Required work :: Copy the lines starting with the line containing "border-line bbox=[166, 202, 320, 214]" and going on through the line containing "contour-line bbox=[324, 333, 478, 338]", renaming "coastline" to "shoreline" and leaving everything else unchanged.

++++

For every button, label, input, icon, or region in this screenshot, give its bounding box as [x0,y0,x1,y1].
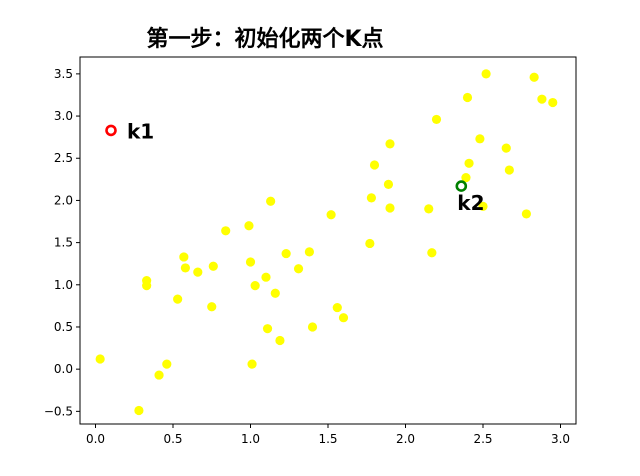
data-point [383,179,394,189]
data-point [529,72,539,82]
data-point [365,238,375,249]
data-point [385,203,395,213]
data-point [293,264,304,274]
data-point [134,405,144,416]
y-tick-label: 3.5 [54,67,73,81]
data-point [338,313,349,323]
data-point [461,173,471,183]
data-point [537,94,547,104]
data-point [366,193,376,203]
x-tick-label: 1.0 [241,432,260,446]
k1-label: k1 [127,119,154,143]
y-tick-label: 1.5 [54,236,73,250]
data-point [193,267,203,277]
x-tick-label: 2.5 [473,432,492,446]
data-point [162,359,172,369]
x-tick-label: 2.0 [396,432,415,446]
data-point [179,252,189,262]
x-tick-label: 3.0 [551,432,570,446]
data-point [521,209,532,219]
data-point [369,160,380,170]
data-point [326,210,336,220]
data-point [481,69,491,79]
data-point [475,134,485,144]
data-point [385,139,395,149]
data-points [95,69,558,416]
data-point [275,335,285,346]
data-point [207,302,217,312]
k1-centroid-marker [105,124,117,137]
y-tick-label: −0.5 [44,404,73,418]
data-point [266,196,276,206]
y-tick-label: 0.5 [54,320,73,334]
data-point [281,248,291,259]
data-point [478,201,488,211]
data-point [262,324,273,334]
data-point [250,281,260,291]
data-point [464,158,474,168]
data-point [245,257,256,267]
data-point [548,97,558,108]
data-point [304,247,314,257]
data-point [261,272,271,282]
x-tick-label: 0.5 [163,432,182,446]
chart-title: 第一步：初始化两个K点 [146,26,383,52]
y-tick-label: 1.0 [54,278,73,292]
data-point [504,165,514,175]
x-tick-label: 1.5 [318,432,337,446]
data-point [462,92,473,103]
data-point [247,359,257,369]
data-point [142,281,152,291]
centroids: k1 k2 [105,119,485,215]
plot-area-frame [79,56,577,425]
data-point [221,226,231,236]
x-tick-label: 0.0 [86,432,105,446]
data-point [173,294,183,304]
y-tick-label: 2.0 [54,193,73,207]
axis-ticks: 0.0 0.5 1.0 1.5 2.0 2.5 3.0 −0.5 0.0 0.5 1.0 1.5 2.0… [44,67,570,446]
data-point [501,143,511,153]
k2-label: k2 [457,191,484,215]
data-point [427,248,437,258]
y-tick-label: 0.0 [54,362,73,376]
data-point [307,322,318,332]
data-point [431,114,442,125]
k2-centroid-marker [455,180,468,192]
data-point [332,302,342,313]
y-tick-label: 2.5 [54,151,73,165]
data-point [208,261,218,271]
y-tick-label: 3.0 [54,109,73,123]
data-point [95,354,105,364]
data-point [270,288,280,298]
data-point [180,263,190,273]
data-point [154,370,164,380]
data-point [244,221,254,231]
data-point [424,204,434,214]
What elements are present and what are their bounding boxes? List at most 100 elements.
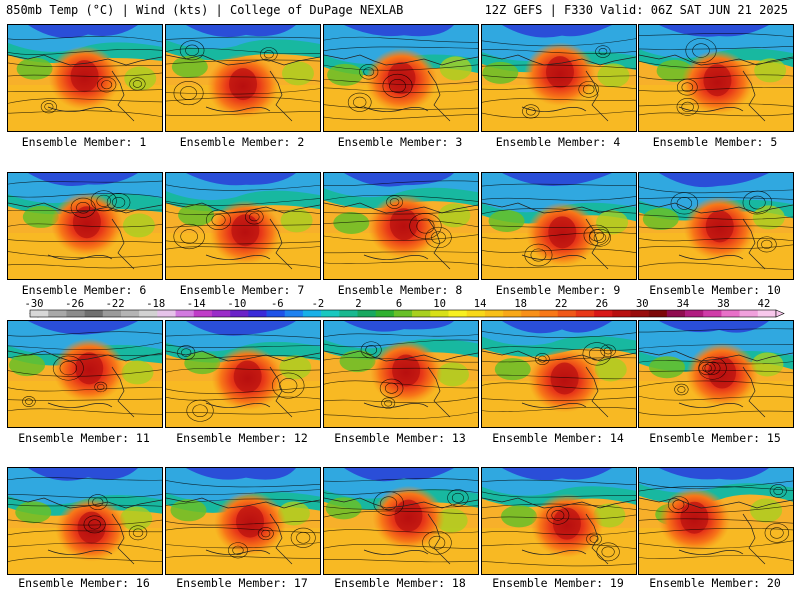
border-line bbox=[166, 202, 320, 214]
coastline bbox=[742, 366, 766, 418]
colorbar-bin bbox=[30, 310, 49, 317]
temperature-map bbox=[324, 25, 478, 131]
contour-line bbox=[8, 110, 162, 117]
contour-line bbox=[639, 555, 793, 561]
contour-line bbox=[324, 333, 478, 338]
contour-line bbox=[324, 209, 478, 215]
coastline bbox=[585, 366, 609, 418]
colorbar-bin bbox=[612, 310, 631, 317]
closed-contour bbox=[128, 525, 148, 541]
closed-contour bbox=[425, 226, 452, 249]
ensemble-panel bbox=[7, 320, 163, 428]
closed-contour bbox=[600, 344, 616, 357]
contour-line bbox=[639, 186, 793, 194]
contour-line bbox=[482, 110, 636, 119]
contour-line bbox=[482, 264, 636, 268]
contour-line bbox=[482, 64, 636, 69]
gulf-coastline bbox=[363, 549, 429, 555]
contour-line bbox=[166, 368, 320, 373]
contour-line bbox=[324, 87, 478, 93]
contour-line bbox=[8, 89, 162, 92]
ensemble-member-label: Ensemble Member: 3 bbox=[337, 135, 463, 149]
closed-contour bbox=[447, 489, 469, 507]
ensemble-panel bbox=[165, 320, 321, 428]
ensemble-member-label: Ensemble Member: 14 bbox=[492, 431, 624, 445]
colorbar-bin bbox=[648, 310, 668, 317]
contour-line bbox=[482, 49, 636, 54]
temperature-map bbox=[8, 321, 162, 427]
contour-line bbox=[166, 96, 320, 103]
temperature-map bbox=[639, 468, 793, 574]
coastline bbox=[585, 70, 609, 122]
contour-line bbox=[324, 339, 478, 348]
border-line bbox=[324, 54, 478, 66]
coastline bbox=[111, 513, 135, 565]
contour-line bbox=[8, 62, 162, 68]
ensemble-member-label: Ensemble Member: 19 bbox=[492, 576, 624, 590]
ensemble-panel bbox=[638, 24, 794, 132]
contour-line bbox=[639, 197, 793, 200]
colorbar-tick-label: 34 bbox=[677, 298, 690, 310]
ensemble-member-label: Ensemble Member: 7 bbox=[179, 283, 305, 297]
closed-contour bbox=[290, 527, 316, 548]
border-line bbox=[639, 202, 793, 214]
contour-line bbox=[8, 398, 162, 401]
gulf-coastline bbox=[47, 402, 113, 408]
border-line bbox=[166, 350, 320, 362]
contour-line bbox=[324, 505, 478, 510]
gulf-coastline bbox=[205, 402, 271, 408]
contour-line bbox=[324, 79, 478, 85]
contour-line bbox=[482, 232, 636, 240]
contour-line bbox=[8, 494, 162, 499]
closed-contour bbox=[94, 381, 108, 393]
closed-contour bbox=[360, 341, 382, 359]
contour-line bbox=[166, 198, 320, 206]
contour-line bbox=[8, 530, 162, 536]
ensemble-panel bbox=[165, 172, 321, 280]
closed-contour bbox=[173, 223, 205, 250]
colorbar-bin bbox=[66, 310, 85, 317]
contour-line bbox=[639, 505, 793, 514]
closed-contour bbox=[373, 491, 404, 516]
closed-contour bbox=[742, 190, 773, 215]
run-valid-time: 12Z GEFS | F330 Valid: 06Z SAT JUN 21 20… bbox=[484, 3, 788, 17]
border-line bbox=[8, 497, 162, 509]
contour-line bbox=[482, 38, 636, 47]
ensemble-panel bbox=[7, 467, 163, 575]
border-line bbox=[482, 497, 636, 509]
closed-contour bbox=[422, 530, 452, 555]
gulf-coastline bbox=[521, 549, 587, 555]
contour-line bbox=[324, 357, 478, 363]
ensemble-panel bbox=[165, 467, 321, 575]
border-line bbox=[166, 54, 320, 66]
closed-contour bbox=[173, 81, 204, 106]
contour-line bbox=[166, 59, 320, 65]
contour-line bbox=[166, 184, 320, 191]
ensemble-member-label: Ensemble Member: 6 bbox=[21, 283, 147, 297]
contour-line bbox=[8, 251, 162, 259]
contour-line bbox=[639, 410, 793, 416]
closed-contour bbox=[70, 197, 96, 218]
contour-line bbox=[482, 98, 636, 103]
ensemble-panel bbox=[7, 172, 163, 280]
colorbar-bin bbox=[157, 310, 176, 317]
coastline bbox=[585, 513, 609, 565]
colorbar-bin bbox=[430, 310, 449, 317]
coastline bbox=[742, 513, 766, 565]
contour-line bbox=[482, 491, 636, 498]
ensemble-panel bbox=[323, 24, 479, 132]
gulf-coastline bbox=[47, 106, 113, 112]
contour-line bbox=[324, 251, 478, 254]
border-line bbox=[482, 350, 636, 362]
colorbar-bin bbox=[739, 310, 759, 317]
colorbar-bin bbox=[503, 310, 522, 317]
closed-contour bbox=[764, 523, 789, 543]
border-line bbox=[324, 497, 478, 509]
contour-line bbox=[324, 46, 478, 51]
contour-line bbox=[8, 72, 162, 77]
ensemble-panel bbox=[638, 172, 794, 280]
coastline bbox=[111, 70, 135, 122]
contour-line bbox=[8, 504, 162, 507]
colorbar-bin bbox=[84, 310, 104, 317]
colorbar-bin bbox=[448, 310, 467, 317]
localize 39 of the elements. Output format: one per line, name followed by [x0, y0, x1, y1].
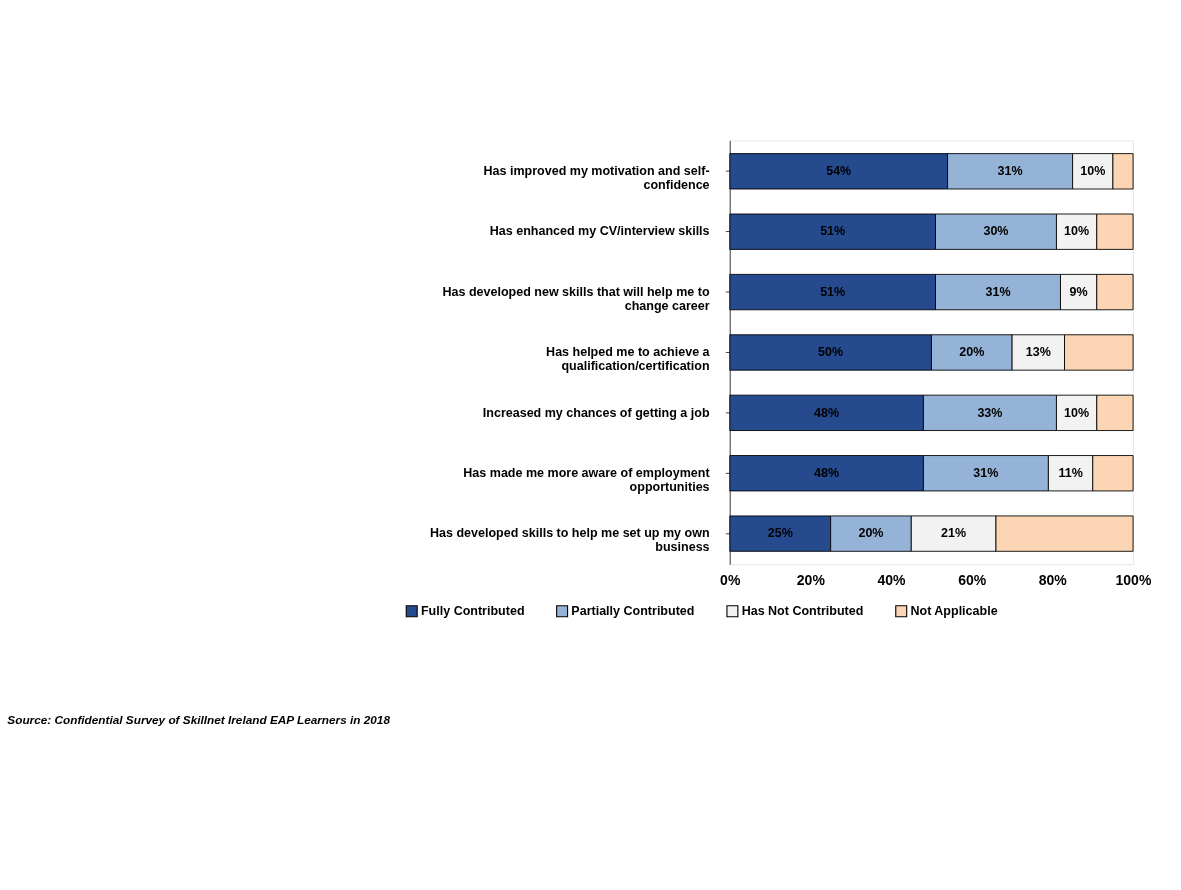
data-label: 11%: [1058, 465, 1083, 480]
data-label: 20%: [858, 526, 884, 541]
y-tick-label: Has developed skills to help me set up my own business: [429, 526, 710, 555]
y-tick-label: Has developed new skills that will help me to change career: [442, 284, 710, 313]
y-tick-label: Has enhanced my CV/interview skills: [489, 224, 710, 239]
x-tick-label: 20%: [796, 571, 826, 588]
data-label: 21%: [941, 526, 967, 541]
data-label: 51%: [820, 284, 846, 299]
data-label: 48%: [814, 465, 840, 480]
y-tick-label: Has helped me to achieve a qualification/certification: [546, 345, 711, 374]
data-label: 9%: [1069, 284, 1088, 299]
data-label: 31%: [985, 284, 1011, 299]
x-tick-label: 80%: [1038, 571, 1068, 588]
x-tick-label: 60%: [958, 571, 987, 588]
source-note: Source: Confidential Survey of Skillnet Ireland EAP Learners in 2018: [7, 713, 391, 727]
data-label: 50%: [818, 345, 844, 360]
data-label: 13%: [1025, 345, 1051, 360]
data-label: 31%: [973, 465, 999, 480]
y-tick-label: Increased my chances of getting a job: [482, 405, 710, 420]
x-tick-label: 100%: [1115, 571, 1152, 588]
y-tick-label: Has improved my motivation and self-confidence: [483, 164, 710, 193]
legend-label: Partially Contributed: [571, 603, 695, 618]
data-label: 51%: [820, 224, 846, 239]
legend-label: Not Applicable: [910, 603, 998, 618]
legend-label: Fully Contributed: [420, 603, 525, 618]
data-label: 25%: [767, 526, 793, 541]
x-tick-label: 40%: [877, 571, 907, 588]
data-label: 10%: [1064, 405, 1090, 420]
data-label: 20%: [959, 345, 985, 360]
data-label: 10%: [1080, 164, 1106, 178]
data-label: 30%: [983, 224, 1009, 239]
data-label: 33%: [977, 405, 1003, 420]
y-tick-label: Has made me more aware of employment opportunities: [463, 465, 711, 494]
data-label: 54%: [826, 164, 852, 178]
data-label: 31%: [997, 164, 1023, 178]
legend-label: Has Not Contributed: [741, 603, 864, 618]
data-label: 48%: [814, 405, 840, 420]
x-tick-label: 0%: [720, 571, 741, 588]
data-label: 10%: [1064, 224, 1090, 239]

++++

Answer to the exercise ::
border-line bbox=[166, 202, 320, 214]
shoreline bbox=[742, 366, 766, 418]
colorbar-bin bbox=[30, 310, 49, 317]
temperature-map bbox=[324, 25, 478, 131]
contour-line bbox=[8, 110, 162, 117]
contour-line bbox=[639, 555, 793, 561]
contour-line bbox=[324, 333, 478, 338]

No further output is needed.